## Rows
==================================================
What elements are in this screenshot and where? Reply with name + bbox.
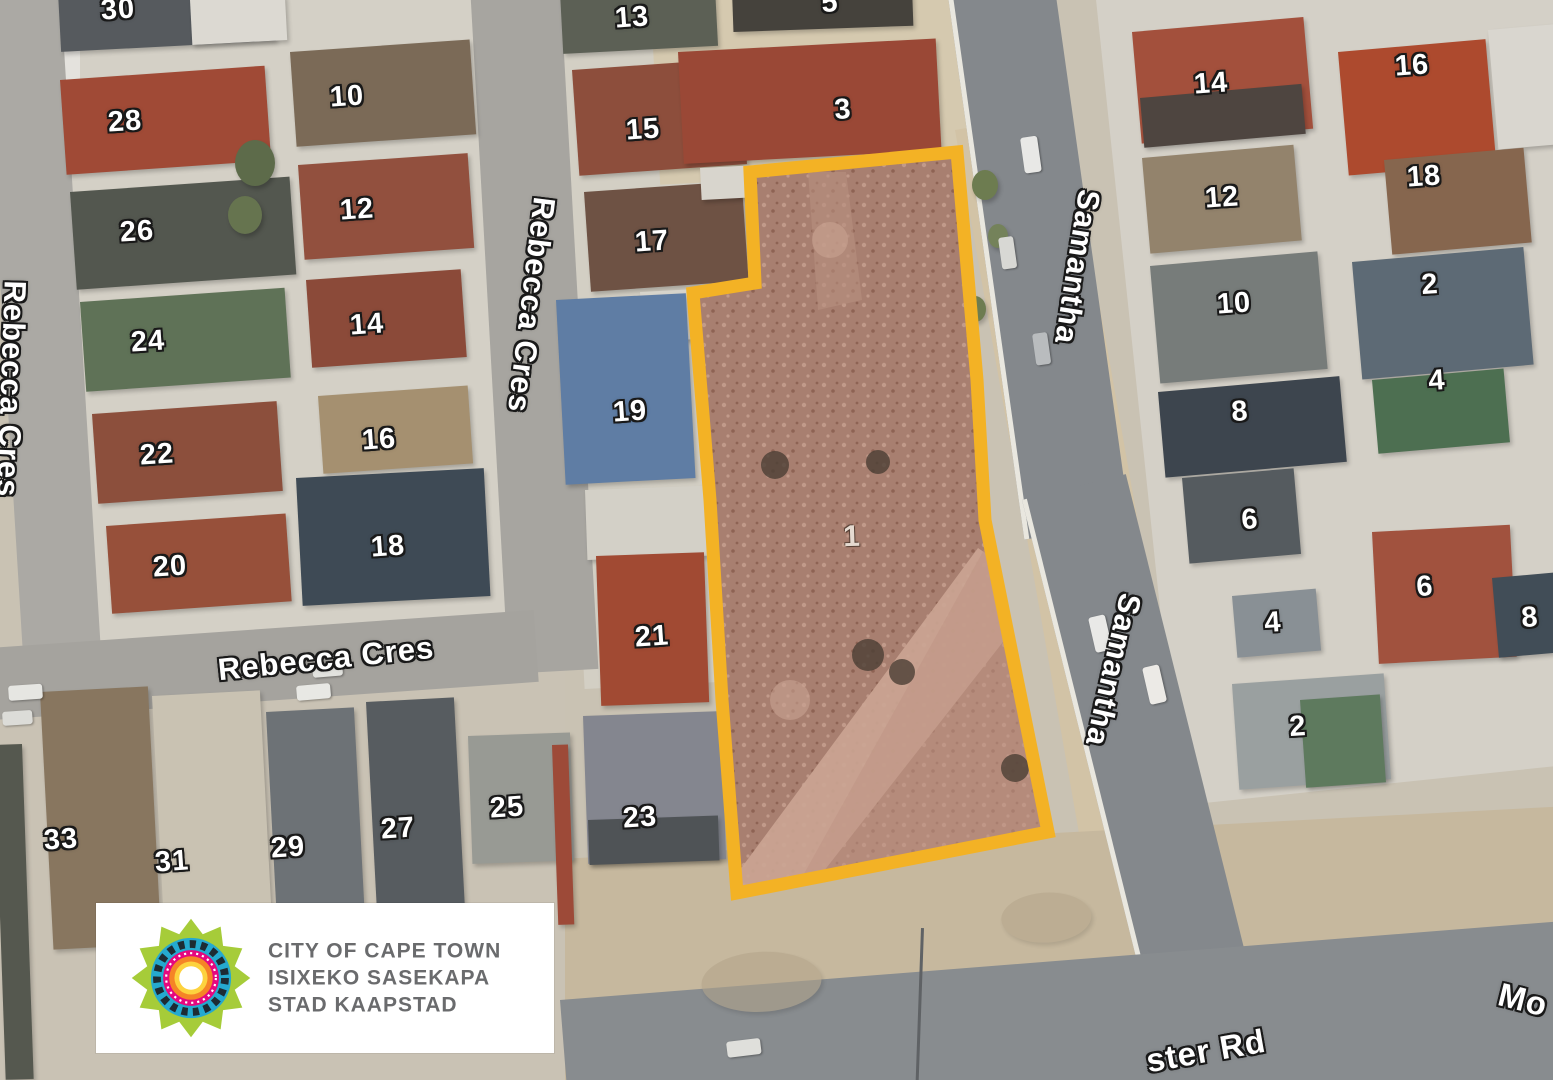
building (1158, 376, 1347, 478)
house-number: 14 (349, 307, 385, 342)
house-number: 4 (1263, 606, 1282, 640)
building (585, 486, 707, 560)
map-viewport: Rebecca CresRebecca CresRebecca CresSama… (0, 0, 1553, 1080)
house-number: 15 (625, 112, 661, 147)
vehicle (8, 684, 43, 701)
building (70, 177, 296, 290)
logo-line-1: CITY OF CAPE TOWN (268, 938, 501, 965)
building (190, 0, 287, 45)
logo-line-3: STAD KAAPSTAD (268, 992, 501, 1019)
house-number: 31 (154, 844, 190, 879)
house-number: 10 (1216, 286, 1252, 321)
house-number: 8 (1520, 601, 1539, 635)
building (106, 513, 292, 613)
house-number: 19 (612, 394, 648, 429)
house-number: 10 (329, 79, 365, 114)
house-number: 24 (130, 324, 166, 359)
house-number: 18 (370, 529, 406, 564)
house-number: 16 (1394, 48, 1430, 83)
house-number: 17 (634, 224, 670, 259)
vehicle (296, 683, 331, 701)
building (556, 293, 696, 485)
building (1352, 247, 1534, 380)
logo-line-2: ISIXEKO SASEKAPA (268, 965, 501, 992)
city-of-cape-town-logo-icon (130, 917, 252, 1039)
house-number: 2 (1288, 710, 1307, 744)
building (1488, 24, 1553, 149)
house-number: 14 (1193, 66, 1229, 101)
house-number: 12 (339, 192, 375, 227)
logo-sunburst (130, 917, 252, 1039)
house-number: 2 (1420, 268, 1439, 302)
building (80, 288, 291, 392)
house-number: 13 (614, 0, 650, 35)
house-number: 21 (634, 619, 670, 654)
house-number: 33 (43, 822, 79, 857)
house-number: 5 (820, 0, 839, 20)
house-number: 29 (270, 830, 306, 865)
building (228, 196, 262, 234)
parcel-number: 1 (843, 520, 862, 555)
building (298, 153, 474, 260)
building (964, 296, 986, 322)
house-number: 25 (489, 790, 525, 825)
house-number: 4 (1427, 364, 1446, 398)
house-number: 23 (622, 800, 658, 835)
building (318, 386, 473, 474)
house-number: 8 (1230, 395, 1249, 429)
building (92, 401, 283, 504)
building (972, 170, 998, 200)
building (290, 39, 476, 146)
house-number: 22 (139, 437, 175, 472)
house-number: 12 (1204, 180, 1240, 215)
building (678, 38, 942, 163)
building (1300, 694, 1386, 787)
vehicle (2, 710, 33, 726)
house-number: 18 (1406, 159, 1442, 194)
house-number: 6 (1415, 570, 1434, 604)
house-number: 16 (361, 422, 397, 457)
house-number: 28 (107, 104, 143, 139)
building (306, 269, 467, 368)
house-number: 30 (100, 0, 136, 28)
house-number: 6 (1240, 503, 1259, 537)
city-logo-text: CITY OF CAPE TOWN ISIXEKO SASEKAPA STAD … (268, 938, 501, 1019)
house-number: 26 (119, 214, 155, 249)
road-surface (945, 0, 1130, 539)
house-number: 20 (152, 549, 188, 584)
house-number: 3 (833, 93, 852, 127)
building (235, 140, 275, 186)
house-number: 27 (380, 811, 416, 846)
city-logo-card: CITY OF CAPE TOWN ISIXEKO SASEKAPA STAD … (96, 903, 554, 1053)
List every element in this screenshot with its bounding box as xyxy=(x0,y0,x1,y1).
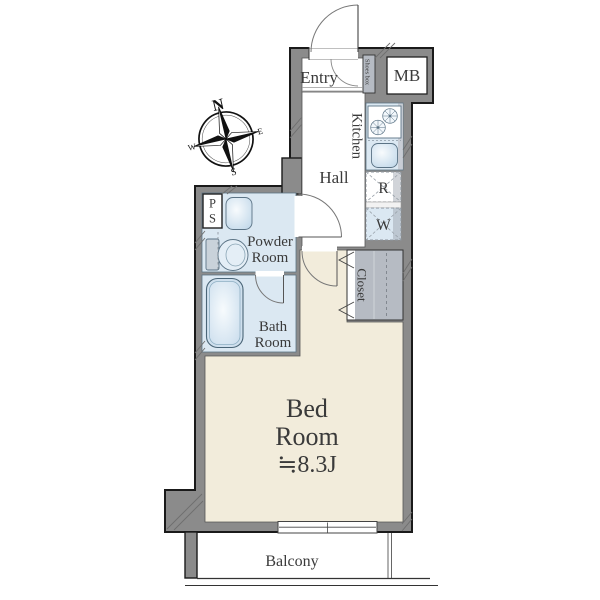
rw-divider xyxy=(366,202,401,208)
balcony-window xyxy=(278,522,377,534)
meter-box-label: MB xyxy=(394,66,420,85)
hall-label: Hall xyxy=(319,168,349,187)
entry-label: Entry xyxy=(300,68,338,87)
powder-sink-icon xyxy=(226,198,252,230)
compass-east-label: E xyxy=(256,126,263,137)
bath-room-label-1: Bath xyxy=(259,319,288,335)
compass: N E W S xyxy=(178,89,271,187)
closet-label: Closet xyxy=(355,268,370,302)
balcony-side-wall xyxy=(185,532,197,578)
shoes-box-label: Shoes box xyxy=(364,59,371,86)
refrigerator-label: R xyxy=(378,180,389,197)
closet xyxy=(339,250,403,320)
bedroom-size-label: ≒8.3J xyxy=(277,452,336,478)
floorplan-canvas: N E W S Entry Shoes box MB Kitchen Hall … xyxy=(0,0,600,600)
compass-west-label: W xyxy=(187,141,197,153)
bath-room-label-2: Room xyxy=(255,335,292,351)
balcony-label: Balcony xyxy=(265,553,318,570)
stove-icon xyxy=(368,106,401,141)
kitchen-sink-icon xyxy=(372,144,398,168)
pipe-space-label-s: S xyxy=(209,212,216,226)
powder-room-label-1: Powder xyxy=(247,234,293,250)
floorplan: N E W S Entry Shoes box MB Kitchen Hall … xyxy=(0,0,600,600)
powder-room-label-2: Room xyxy=(252,250,289,266)
wall-protrusion xyxy=(282,158,302,194)
kitchen-label: Kitchen xyxy=(349,113,365,160)
pipe-space-label-p: P xyxy=(209,197,216,211)
entry-door-arc xyxy=(311,5,358,52)
bathtub-icon xyxy=(207,279,244,348)
bedroom-label-1: Bed xyxy=(286,394,328,423)
washer-label: W xyxy=(376,217,391,234)
compass-south-label: S xyxy=(230,167,238,179)
bedroom-label-2: Room xyxy=(275,422,339,451)
compass-north-label: N xyxy=(211,96,227,115)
==================================================
Put the listing's lines from the one containing "rw-divider xyxy=(366,202,401,208)" through the one containing "compass: N E W S xyxy=(178,89,271,187)" into a JSON list of strings, one string per line and with blank lines left out.

## Output for this exercise
[
  "rw-divider xyxy=(366,202,401,208)",
  "balcony-window xyxy=(278,522,377,534)",
  "meter-box-label: MB xyxy=(394,66,420,85)",
  "hall-label: Hall xyxy=(319,168,349,187)",
  "entry-label: Entry xyxy=(300,68,338,87)",
  "powder-sink-icon xyxy=(226,198,252,230)",
  "compass-east-label: E xyxy=(256,126,263,137)",
  "bath-room-label-1: Bath xyxy=(259,319,288,335)",
  "compass: N E W S xyxy=(178,89,271,187)"
]